TASK OBJECTIVE —
Copy out every line that contains the word "content".

--- begin ---

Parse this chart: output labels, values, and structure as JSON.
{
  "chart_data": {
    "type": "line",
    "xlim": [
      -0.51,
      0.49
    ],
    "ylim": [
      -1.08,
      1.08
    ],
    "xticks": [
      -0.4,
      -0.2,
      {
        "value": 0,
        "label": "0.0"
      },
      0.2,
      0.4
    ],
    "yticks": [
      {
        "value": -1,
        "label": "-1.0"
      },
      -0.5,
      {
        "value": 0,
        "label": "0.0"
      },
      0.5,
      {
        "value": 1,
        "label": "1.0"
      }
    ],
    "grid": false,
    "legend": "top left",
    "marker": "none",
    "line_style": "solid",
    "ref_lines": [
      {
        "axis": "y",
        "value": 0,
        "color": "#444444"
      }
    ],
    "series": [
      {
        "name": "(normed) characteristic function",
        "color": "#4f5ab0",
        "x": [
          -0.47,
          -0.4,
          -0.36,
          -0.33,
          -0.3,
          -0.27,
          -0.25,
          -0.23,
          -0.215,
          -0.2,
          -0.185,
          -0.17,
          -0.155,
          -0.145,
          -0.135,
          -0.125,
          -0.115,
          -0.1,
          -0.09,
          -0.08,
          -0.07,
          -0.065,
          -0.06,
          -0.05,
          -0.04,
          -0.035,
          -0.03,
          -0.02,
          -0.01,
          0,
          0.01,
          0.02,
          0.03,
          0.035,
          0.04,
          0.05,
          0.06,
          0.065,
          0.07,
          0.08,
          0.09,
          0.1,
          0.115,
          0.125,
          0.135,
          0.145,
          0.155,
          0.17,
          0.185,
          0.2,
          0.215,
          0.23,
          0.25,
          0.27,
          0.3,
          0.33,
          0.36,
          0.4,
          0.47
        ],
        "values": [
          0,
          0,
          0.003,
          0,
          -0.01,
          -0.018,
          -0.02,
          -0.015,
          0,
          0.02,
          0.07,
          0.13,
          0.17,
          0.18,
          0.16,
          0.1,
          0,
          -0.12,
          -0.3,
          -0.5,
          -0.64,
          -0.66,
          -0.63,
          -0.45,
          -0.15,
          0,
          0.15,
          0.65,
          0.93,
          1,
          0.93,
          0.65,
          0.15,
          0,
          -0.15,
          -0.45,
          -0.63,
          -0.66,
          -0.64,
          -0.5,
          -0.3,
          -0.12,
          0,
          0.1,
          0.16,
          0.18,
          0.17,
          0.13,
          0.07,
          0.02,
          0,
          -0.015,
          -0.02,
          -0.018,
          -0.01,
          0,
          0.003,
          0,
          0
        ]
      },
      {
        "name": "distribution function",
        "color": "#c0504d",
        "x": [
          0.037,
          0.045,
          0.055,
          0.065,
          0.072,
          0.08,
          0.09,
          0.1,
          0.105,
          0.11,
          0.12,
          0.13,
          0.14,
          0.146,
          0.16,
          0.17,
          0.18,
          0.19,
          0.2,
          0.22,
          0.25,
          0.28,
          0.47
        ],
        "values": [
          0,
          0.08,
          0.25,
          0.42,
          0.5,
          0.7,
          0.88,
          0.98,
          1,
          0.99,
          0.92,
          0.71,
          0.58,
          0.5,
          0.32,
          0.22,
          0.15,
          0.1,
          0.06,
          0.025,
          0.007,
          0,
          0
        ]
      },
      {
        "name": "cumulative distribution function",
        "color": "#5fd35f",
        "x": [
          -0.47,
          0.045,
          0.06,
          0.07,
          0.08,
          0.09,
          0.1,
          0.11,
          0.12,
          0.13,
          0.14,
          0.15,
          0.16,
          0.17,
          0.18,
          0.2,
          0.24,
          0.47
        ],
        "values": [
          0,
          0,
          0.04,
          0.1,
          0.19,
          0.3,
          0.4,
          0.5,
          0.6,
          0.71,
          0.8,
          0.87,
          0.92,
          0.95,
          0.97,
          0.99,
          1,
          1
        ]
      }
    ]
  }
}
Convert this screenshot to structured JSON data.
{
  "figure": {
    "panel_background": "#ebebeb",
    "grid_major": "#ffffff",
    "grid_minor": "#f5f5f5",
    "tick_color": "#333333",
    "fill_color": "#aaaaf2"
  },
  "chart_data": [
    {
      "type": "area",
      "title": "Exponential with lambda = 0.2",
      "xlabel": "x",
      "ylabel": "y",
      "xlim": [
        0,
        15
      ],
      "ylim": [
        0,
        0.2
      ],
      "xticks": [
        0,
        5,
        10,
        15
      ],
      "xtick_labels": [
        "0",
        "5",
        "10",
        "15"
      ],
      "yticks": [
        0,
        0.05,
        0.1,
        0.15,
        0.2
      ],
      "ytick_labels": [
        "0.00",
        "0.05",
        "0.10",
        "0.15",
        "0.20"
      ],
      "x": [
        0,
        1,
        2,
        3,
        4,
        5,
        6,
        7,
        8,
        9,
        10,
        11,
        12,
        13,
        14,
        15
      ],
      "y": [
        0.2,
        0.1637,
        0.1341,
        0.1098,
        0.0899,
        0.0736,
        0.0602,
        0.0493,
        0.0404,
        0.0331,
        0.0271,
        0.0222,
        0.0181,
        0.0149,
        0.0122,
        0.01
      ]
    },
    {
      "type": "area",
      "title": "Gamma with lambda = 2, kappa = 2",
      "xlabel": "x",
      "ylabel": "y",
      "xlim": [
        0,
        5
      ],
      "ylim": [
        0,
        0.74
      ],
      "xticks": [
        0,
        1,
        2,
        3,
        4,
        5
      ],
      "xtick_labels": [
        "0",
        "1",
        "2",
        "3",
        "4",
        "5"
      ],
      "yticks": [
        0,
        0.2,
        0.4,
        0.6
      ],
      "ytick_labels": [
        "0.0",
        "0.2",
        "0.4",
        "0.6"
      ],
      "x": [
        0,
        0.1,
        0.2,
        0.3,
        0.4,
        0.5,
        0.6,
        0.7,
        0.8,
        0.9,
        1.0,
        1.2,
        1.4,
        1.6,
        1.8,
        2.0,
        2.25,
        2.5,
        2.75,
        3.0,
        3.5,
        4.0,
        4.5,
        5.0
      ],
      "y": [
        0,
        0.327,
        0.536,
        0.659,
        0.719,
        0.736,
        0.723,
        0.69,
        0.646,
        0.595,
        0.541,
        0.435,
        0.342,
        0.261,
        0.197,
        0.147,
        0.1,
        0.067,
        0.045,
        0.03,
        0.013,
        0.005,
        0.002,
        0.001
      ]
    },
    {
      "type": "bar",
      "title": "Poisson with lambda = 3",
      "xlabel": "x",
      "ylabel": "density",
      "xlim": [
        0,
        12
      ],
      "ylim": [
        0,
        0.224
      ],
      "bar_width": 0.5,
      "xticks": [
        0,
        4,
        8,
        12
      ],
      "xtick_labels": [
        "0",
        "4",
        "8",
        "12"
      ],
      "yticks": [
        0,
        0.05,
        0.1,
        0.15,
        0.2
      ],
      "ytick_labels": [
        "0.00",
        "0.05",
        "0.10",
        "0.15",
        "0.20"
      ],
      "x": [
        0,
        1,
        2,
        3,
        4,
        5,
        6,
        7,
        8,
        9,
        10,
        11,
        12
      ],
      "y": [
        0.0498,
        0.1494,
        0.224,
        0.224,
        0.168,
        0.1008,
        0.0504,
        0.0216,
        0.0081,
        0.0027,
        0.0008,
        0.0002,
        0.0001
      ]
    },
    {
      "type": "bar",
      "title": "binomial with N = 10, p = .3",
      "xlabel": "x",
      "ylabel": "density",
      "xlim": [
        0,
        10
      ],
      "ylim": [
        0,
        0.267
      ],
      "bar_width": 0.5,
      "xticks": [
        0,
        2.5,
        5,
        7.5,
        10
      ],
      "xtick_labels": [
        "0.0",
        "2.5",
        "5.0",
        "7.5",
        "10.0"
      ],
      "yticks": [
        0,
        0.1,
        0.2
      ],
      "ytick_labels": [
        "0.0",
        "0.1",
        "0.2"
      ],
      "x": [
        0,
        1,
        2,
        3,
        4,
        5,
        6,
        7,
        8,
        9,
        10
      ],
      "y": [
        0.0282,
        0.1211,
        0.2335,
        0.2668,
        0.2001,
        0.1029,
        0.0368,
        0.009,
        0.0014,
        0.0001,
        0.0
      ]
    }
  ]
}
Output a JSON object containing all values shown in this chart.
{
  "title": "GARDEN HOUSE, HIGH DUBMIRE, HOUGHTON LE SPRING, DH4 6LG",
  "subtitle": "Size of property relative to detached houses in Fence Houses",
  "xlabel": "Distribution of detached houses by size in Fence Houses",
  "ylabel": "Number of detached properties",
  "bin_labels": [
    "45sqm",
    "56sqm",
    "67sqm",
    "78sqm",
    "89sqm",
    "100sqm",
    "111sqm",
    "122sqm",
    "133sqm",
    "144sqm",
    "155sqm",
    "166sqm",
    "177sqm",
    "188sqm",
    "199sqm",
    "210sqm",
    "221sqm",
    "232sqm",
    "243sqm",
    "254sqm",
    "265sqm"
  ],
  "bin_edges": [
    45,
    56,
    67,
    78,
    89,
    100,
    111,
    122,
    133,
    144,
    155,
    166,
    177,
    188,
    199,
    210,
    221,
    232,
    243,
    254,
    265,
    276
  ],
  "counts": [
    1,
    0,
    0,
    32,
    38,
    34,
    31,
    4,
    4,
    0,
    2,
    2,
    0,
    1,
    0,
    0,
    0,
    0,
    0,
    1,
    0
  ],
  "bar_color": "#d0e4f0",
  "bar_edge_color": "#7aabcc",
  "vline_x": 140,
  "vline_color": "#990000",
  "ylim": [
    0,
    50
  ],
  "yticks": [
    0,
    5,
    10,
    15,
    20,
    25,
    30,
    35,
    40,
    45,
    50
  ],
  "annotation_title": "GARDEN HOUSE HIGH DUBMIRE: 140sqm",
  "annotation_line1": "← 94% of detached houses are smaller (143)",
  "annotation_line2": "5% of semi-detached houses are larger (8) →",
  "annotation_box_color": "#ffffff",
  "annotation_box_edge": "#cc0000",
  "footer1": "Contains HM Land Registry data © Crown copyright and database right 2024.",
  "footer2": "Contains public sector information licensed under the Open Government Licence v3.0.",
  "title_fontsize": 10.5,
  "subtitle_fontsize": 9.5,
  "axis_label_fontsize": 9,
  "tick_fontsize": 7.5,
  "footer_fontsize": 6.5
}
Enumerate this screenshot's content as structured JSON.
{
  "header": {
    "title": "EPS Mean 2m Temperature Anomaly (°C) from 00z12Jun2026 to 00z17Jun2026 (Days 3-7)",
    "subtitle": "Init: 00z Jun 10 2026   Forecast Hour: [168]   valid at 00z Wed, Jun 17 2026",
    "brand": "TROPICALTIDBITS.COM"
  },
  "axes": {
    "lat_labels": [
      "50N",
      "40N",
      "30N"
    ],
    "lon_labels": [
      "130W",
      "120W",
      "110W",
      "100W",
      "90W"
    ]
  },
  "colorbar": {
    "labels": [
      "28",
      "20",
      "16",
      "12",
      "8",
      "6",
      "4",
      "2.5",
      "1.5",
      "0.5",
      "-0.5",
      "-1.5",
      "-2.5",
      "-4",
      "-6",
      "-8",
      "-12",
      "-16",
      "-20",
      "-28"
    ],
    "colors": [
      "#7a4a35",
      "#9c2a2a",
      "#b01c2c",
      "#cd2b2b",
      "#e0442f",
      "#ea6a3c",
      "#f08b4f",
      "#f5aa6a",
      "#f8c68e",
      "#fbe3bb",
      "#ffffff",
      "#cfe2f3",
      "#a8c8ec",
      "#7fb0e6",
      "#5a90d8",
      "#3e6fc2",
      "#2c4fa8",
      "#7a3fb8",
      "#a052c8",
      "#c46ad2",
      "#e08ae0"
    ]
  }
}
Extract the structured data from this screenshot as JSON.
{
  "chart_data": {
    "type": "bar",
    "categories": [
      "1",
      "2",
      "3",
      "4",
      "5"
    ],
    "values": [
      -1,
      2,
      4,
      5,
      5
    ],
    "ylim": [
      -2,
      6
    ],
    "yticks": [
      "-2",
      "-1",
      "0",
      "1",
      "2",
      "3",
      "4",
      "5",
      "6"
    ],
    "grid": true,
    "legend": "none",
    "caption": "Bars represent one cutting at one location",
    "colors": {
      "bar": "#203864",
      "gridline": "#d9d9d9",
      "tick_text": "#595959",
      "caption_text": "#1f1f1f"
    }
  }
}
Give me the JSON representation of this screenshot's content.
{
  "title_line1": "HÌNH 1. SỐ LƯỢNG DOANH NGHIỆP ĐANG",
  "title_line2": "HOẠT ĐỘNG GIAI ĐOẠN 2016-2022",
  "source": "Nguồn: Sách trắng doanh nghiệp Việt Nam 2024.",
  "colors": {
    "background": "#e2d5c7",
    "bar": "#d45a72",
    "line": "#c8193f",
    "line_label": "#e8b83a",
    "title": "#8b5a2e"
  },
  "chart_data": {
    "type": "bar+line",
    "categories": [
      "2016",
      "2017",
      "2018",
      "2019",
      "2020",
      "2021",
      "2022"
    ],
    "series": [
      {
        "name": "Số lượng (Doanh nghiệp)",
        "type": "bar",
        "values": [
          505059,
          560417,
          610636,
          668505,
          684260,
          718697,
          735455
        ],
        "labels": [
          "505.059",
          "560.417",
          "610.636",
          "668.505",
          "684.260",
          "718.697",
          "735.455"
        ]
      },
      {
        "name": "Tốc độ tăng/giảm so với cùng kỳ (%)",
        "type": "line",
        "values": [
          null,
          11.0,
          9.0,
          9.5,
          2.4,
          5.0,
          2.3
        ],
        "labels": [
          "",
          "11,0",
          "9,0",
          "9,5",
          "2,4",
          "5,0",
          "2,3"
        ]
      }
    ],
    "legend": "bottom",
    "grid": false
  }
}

--- end ---

TASK RESULT —
Enumerate this screenshot's content as structured JSON.
Give me the JSON representation of this screenshot's content.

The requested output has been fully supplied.